* **PROBLEM TO WORK ON**: Wherever the word "entwickeln" shows up in a line, please copy that line.

* **MATERIAL FOR THIS TASK**:
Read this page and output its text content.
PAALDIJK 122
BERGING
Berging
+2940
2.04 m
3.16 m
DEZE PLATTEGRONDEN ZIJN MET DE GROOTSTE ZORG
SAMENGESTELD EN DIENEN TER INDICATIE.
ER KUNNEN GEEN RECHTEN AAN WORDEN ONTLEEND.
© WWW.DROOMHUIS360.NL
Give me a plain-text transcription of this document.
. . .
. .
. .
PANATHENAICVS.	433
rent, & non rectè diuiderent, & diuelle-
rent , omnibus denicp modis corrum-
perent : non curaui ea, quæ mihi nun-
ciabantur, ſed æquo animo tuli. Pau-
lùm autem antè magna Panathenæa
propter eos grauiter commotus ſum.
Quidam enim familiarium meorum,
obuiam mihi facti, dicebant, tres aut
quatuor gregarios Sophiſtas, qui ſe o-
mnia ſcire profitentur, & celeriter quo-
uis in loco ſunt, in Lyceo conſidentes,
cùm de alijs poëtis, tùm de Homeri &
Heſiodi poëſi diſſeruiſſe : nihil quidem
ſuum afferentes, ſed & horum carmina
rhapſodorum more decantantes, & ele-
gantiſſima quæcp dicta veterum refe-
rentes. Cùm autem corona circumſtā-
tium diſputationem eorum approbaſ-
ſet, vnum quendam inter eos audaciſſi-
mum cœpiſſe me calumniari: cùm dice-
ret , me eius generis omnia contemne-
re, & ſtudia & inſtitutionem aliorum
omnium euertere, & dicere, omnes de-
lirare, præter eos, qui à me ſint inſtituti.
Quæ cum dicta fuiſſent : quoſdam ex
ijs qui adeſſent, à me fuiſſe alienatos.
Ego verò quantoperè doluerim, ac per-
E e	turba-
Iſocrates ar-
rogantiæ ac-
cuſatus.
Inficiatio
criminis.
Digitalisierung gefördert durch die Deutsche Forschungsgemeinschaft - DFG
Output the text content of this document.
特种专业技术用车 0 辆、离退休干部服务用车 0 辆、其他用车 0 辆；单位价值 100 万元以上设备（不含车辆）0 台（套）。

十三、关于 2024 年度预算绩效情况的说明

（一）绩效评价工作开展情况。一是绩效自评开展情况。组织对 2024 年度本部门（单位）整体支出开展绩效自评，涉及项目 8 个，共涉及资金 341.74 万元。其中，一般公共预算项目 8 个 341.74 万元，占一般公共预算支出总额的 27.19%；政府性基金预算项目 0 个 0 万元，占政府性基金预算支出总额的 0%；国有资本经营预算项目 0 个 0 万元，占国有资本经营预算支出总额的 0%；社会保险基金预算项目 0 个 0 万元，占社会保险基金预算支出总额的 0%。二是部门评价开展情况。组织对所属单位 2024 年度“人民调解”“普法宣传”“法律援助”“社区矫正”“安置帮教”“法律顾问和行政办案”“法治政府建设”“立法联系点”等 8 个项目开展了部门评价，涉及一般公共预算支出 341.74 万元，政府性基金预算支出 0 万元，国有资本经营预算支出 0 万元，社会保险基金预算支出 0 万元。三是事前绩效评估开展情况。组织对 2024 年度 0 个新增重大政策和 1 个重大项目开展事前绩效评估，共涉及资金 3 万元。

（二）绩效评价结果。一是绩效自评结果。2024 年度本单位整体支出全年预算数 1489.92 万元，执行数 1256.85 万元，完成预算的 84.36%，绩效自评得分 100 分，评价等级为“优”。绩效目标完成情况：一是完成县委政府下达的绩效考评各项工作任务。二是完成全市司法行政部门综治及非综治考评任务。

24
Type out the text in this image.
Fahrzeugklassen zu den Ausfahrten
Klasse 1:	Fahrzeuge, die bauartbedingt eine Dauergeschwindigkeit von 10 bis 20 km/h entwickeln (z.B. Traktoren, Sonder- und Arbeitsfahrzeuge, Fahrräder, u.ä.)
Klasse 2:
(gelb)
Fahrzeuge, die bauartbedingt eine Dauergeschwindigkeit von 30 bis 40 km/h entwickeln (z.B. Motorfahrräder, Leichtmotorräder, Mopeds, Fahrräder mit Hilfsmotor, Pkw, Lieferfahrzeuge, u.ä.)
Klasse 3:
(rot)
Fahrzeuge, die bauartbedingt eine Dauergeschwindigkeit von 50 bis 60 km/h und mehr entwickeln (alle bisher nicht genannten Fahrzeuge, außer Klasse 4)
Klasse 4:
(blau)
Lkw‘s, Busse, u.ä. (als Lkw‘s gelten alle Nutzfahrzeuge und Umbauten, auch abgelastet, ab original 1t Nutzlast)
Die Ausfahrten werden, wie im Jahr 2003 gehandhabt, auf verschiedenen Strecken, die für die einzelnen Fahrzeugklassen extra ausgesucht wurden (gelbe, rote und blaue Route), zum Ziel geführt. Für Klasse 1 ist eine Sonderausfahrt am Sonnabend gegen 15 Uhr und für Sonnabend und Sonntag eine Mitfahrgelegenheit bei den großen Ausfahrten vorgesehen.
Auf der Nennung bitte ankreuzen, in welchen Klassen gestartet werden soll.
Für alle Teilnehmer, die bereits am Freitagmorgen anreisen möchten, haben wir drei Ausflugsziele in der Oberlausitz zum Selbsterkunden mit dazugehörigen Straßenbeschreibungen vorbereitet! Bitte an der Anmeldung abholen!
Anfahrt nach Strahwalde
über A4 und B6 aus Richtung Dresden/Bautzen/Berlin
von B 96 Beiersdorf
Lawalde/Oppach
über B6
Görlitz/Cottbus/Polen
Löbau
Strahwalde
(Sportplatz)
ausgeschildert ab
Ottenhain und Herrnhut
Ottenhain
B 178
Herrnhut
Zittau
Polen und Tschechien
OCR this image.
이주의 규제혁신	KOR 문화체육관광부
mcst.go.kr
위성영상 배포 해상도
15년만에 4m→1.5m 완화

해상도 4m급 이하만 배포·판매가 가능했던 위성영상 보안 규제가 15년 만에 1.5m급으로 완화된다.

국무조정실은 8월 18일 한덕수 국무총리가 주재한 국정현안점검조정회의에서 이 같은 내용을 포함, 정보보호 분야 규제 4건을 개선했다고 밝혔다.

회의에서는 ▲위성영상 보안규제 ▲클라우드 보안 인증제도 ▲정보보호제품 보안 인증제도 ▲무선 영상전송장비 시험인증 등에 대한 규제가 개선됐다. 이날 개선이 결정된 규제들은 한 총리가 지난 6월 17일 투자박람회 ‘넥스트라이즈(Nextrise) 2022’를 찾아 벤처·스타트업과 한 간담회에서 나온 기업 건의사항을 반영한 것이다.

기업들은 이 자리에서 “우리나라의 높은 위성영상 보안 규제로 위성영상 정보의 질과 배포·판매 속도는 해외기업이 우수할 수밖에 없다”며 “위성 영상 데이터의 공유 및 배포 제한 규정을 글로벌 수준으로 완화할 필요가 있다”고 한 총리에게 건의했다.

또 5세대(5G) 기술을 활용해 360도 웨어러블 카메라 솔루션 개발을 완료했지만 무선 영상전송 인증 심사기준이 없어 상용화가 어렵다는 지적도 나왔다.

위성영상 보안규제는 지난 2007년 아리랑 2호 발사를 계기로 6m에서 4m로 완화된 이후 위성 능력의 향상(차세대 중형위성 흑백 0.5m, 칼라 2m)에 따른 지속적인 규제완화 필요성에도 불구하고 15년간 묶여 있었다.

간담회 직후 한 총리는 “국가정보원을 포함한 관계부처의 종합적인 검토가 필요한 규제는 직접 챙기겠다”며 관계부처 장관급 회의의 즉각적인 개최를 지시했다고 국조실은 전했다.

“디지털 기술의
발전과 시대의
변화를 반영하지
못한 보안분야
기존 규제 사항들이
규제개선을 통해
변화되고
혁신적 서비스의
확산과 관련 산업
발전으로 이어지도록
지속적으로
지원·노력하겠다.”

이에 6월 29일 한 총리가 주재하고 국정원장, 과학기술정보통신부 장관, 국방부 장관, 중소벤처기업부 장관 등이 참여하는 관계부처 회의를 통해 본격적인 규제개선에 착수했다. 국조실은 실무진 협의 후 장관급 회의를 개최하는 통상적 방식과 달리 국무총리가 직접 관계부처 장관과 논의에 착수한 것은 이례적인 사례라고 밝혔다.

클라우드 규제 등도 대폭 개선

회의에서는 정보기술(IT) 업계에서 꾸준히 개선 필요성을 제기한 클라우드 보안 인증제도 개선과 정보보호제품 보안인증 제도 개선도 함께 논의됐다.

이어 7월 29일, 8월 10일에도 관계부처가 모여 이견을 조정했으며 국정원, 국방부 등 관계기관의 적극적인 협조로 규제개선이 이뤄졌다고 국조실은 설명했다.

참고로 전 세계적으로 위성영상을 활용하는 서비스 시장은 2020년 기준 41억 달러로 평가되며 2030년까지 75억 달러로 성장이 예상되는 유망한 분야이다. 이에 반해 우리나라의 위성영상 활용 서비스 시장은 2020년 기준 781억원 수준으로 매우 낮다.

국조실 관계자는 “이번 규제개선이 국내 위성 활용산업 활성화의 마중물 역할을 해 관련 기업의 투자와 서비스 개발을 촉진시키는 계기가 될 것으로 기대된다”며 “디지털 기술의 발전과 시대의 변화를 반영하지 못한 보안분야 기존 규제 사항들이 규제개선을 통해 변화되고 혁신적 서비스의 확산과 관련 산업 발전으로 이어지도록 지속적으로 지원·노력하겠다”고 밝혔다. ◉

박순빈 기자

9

* **TASK RESULT**:
Klasse 1:	Fahrzeuge, die bauartbedingt eine Dauergeschwindigkeit von 10 bis 20 km/h entwickeln (z.B. Traktoren, Sonder- und Arbeitsfahrzeuge, Fahrräder, u.ä.)
Fahrzeuge, die bauartbedingt eine Dauergeschwindigkeit von 30 bis 40 km/h entwickeln (z.B. Motorfahrräder, Leichtmotorräder, Mopeds, Fahrräder mit Hilfsmotor, Pkw, Lieferfahrzeuge, u.ä.)
Fahrzeuge, die bauartbedingt eine Dauergeschwindigkeit von 50 bis 60 km/h und mehr entwickeln (alle bisher nicht genannten Fahrzeuge, außer Klasse 4)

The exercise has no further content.